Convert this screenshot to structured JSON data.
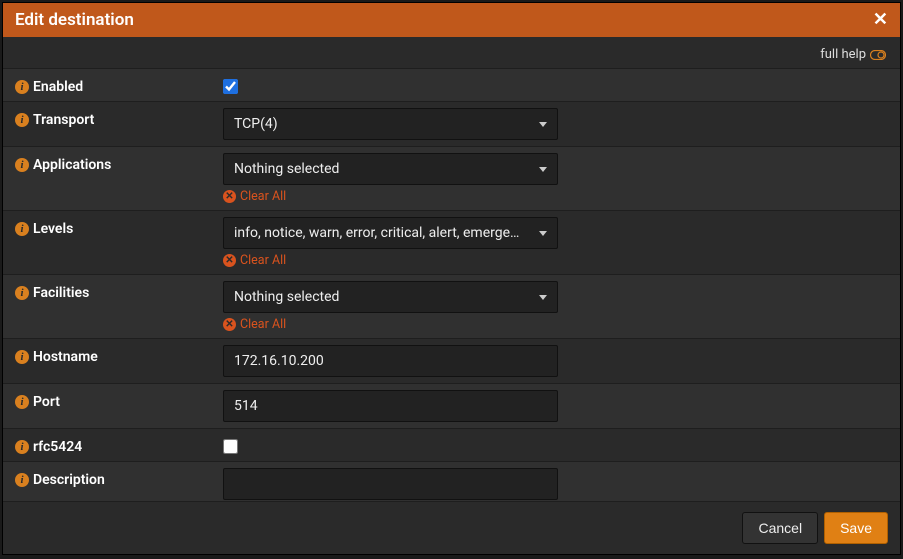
{
  "dialog": {
    "title": "Edit destination",
    "close_glyph": "✕"
  },
  "toolbar": {
    "full_help": "full help"
  },
  "fields": {
    "enabled": {
      "label": "Enabled",
      "checked": true
    },
    "transport": {
      "label": "Transport",
      "value": "TCP(4)"
    },
    "applications": {
      "label": "Applications",
      "value": "Nothing selected",
      "clear": "Clear All"
    },
    "levels": {
      "label": "Levels",
      "value": "info, notice, warn, error, critical, alert, emergency",
      "clear": "Clear All"
    },
    "facilities": {
      "label": "Facilities",
      "value": "Nothing selected",
      "clear": "Clear All"
    },
    "hostname": {
      "label": "Hostname",
      "value": "172.16.10.200"
    },
    "port": {
      "label": "Port",
      "value": "514"
    },
    "rfc5424": {
      "label": "rfc5424",
      "checked": false
    },
    "description": {
      "label": "Description",
      "value": ""
    }
  },
  "footer": {
    "cancel": "Cancel",
    "save": "Save"
  }
}
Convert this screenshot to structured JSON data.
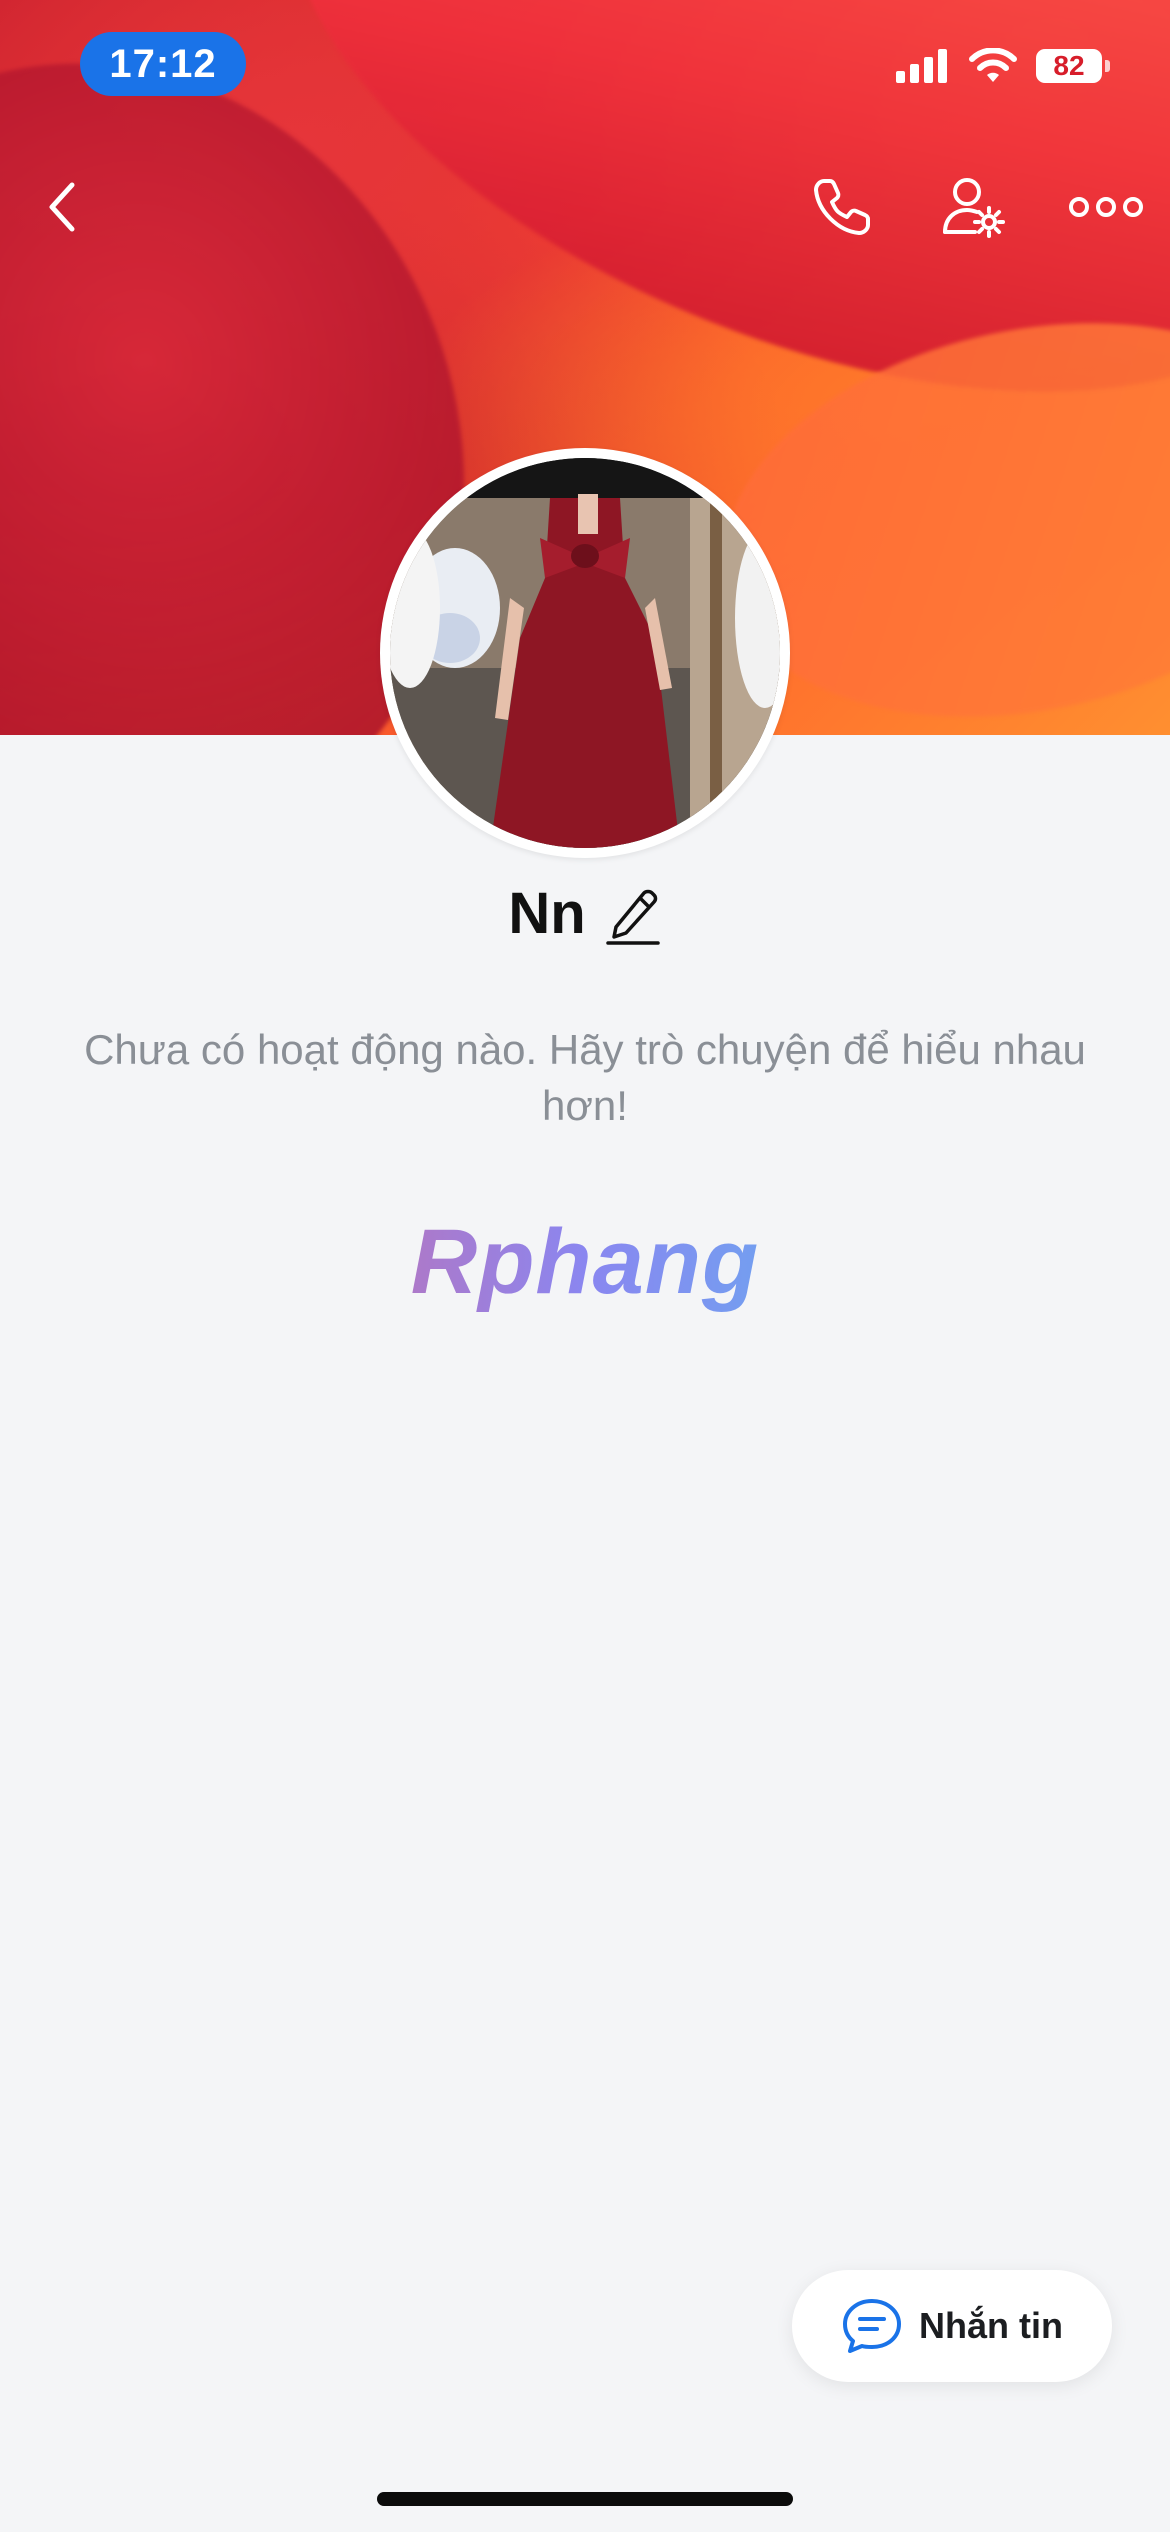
{
  "status_bar": {
    "time": "17:12",
    "battery": "82"
  },
  "header": {
    "back_icon": "chevron-left-icon",
    "actions": [
      {
        "name": "call",
        "icon": "phone-icon"
      },
      {
        "name": "profile-settings",
        "icon": "user-settings-icon"
      },
      {
        "name": "more",
        "icon": "more-horizontal-icon"
      }
    ]
  },
  "profile": {
    "name": "Nn",
    "edit_icon": "pencil-icon",
    "empty_message": "Chưa có hoạt động nào. Hãy trò chuyện để hiểu nhau hơn!"
  },
  "watermark": "Rphang",
  "message_button": {
    "label": "Nhắn tin",
    "icon": "chat-bubble-icon"
  },
  "colors": {
    "accent": "#1a73e8",
    "background": "#f4f5f7"
  }
}
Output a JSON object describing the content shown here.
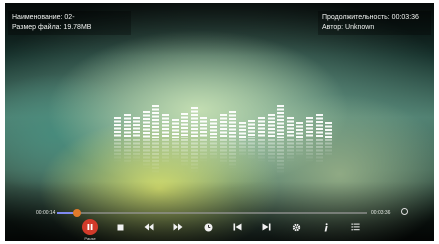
{
  "info": {
    "name": "Наименование: 02-",
    "size": "Размер файла: 19.78MB",
    "duration": "Продолжительность: 00:03:36",
    "author": "Автор: Unknown"
  },
  "playback": {
    "current_time": "00:00:14",
    "total_time": "00:03:36",
    "progress": 0.065
  },
  "controls": {
    "pause_label": "Pause",
    "icons": [
      "pause-icon",
      "stop-icon",
      "rewind-icon",
      "fast-forward-icon",
      "clock-icon",
      "previous-track-icon",
      "next-track-icon",
      "settings-icon",
      "info-icon",
      "playlist-icon",
      "repeat-icon"
    ]
  },
  "colors": {
    "accent_pause": "#d13a2a",
    "progress_knob": "#e07a2a",
    "progress_fill": "#7f8af0"
  }
}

#### [TASK DESCRIPTION]
Reproduce the whole listing above word for word, but not its pictures.

#### [RESPONSE BELOW]
Convert this screenshot to structured JSON data.
{
  "dialog": {
    "title": "Edit destination",
    "close_glyph": "✕"
  },
  "toolbar": {
    "full_help": "full help"
  },
  "fields": {
    "enabled": {
      "label": "Enabled",
      "checked": true
    },
    "transport": {
      "label": "Transport",
      "value": "TCP(4)"
    },
    "applications": {
      "label": "Applications",
      "value": "Nothing selected",
      "clear": "Clear All"
    },
    "levels": {
      "label": "Levels",
      "value": "info, notice, warn, error, critical, alert, emergency",
      "clear": "Clear All"
    },
    "facilities": {
      "label": "Facilities",
      "value": "Nothing selected",
      "clear": "Clear All"
    },
    "hostname": {
      "label": "Hostname",
      "value": "172.16.10.200"
    },
    "port": {
      "label": "Port",
      "value": "514"
    },
    "rfc5424": {
      "label": "rfc5424",
      "checked": false
    },
    "description": {
      "label": "Description",
      "value": ""
    }
  },
  "footer": {
    "cancel": "Cancel",
    "save": "Save"
  }
}
Convert this screenshot to structured JSON data.
{
  "status_bar": {
    "time": "17:12",
    "battery": "82"
  },
  "header": {
    "back_icon": "chevron-left-icon",
    "actions": [
      {
        "name": "call",
        "icon": "phone-icon"
      },
      {
        "name": "profile-settings",
        "icon": "user-settings-icon"
      },
      {
        "name": "more",
        "icon": "more-horizontal-icon"
      }
    ]
  },
  "profile": {
    "name": "Nn",
    "edit_icon": "pencil-icon",
    "empty_message": "Chưa có hoạt động nào. Hãy trò chuyện để hiểu nhau hơn!"
  },
  "watermark": "Rphang",
  "message_button": {
    "label": "Nhắn tin",
    "icon": "chat-bubble-icon"
  },
  "colors": {
    "accent": "#1a73e8",
    "background": "#f4f5f7"
  }
}
Output a JSON object describing the content shown here.
{
  "info": {
    "name": "Наименование: 02-",
    "size": "Размер файла: 19.78MB",
    "duration": "Продолжительность: 00:03:36",
    "author": "Автор: Unknown"
  },
  "playback": {
    "current_time": "00:00:14",
    "total_time": "00:03:36",
    "progress": 0.065
  },
  "controls": {
    "pause_label": "Pause",
    "icons": [
      "pause-icon",
      "stop-icon",
      "rewind-icon",
      "fast-forward-icon",
      "clock-icon",
      "previous-track-icon",
      "next-track-icon",
      "settings-icon",
      "info-icon",
      "playlist-icon",
      "repeat-icon"
    ]
  },
  "colors": {
    "accent_pause": "#d13a2a",
    "progress_knob": "#e07a2a",
    "progress_fill": "#7f8af0"
  }
}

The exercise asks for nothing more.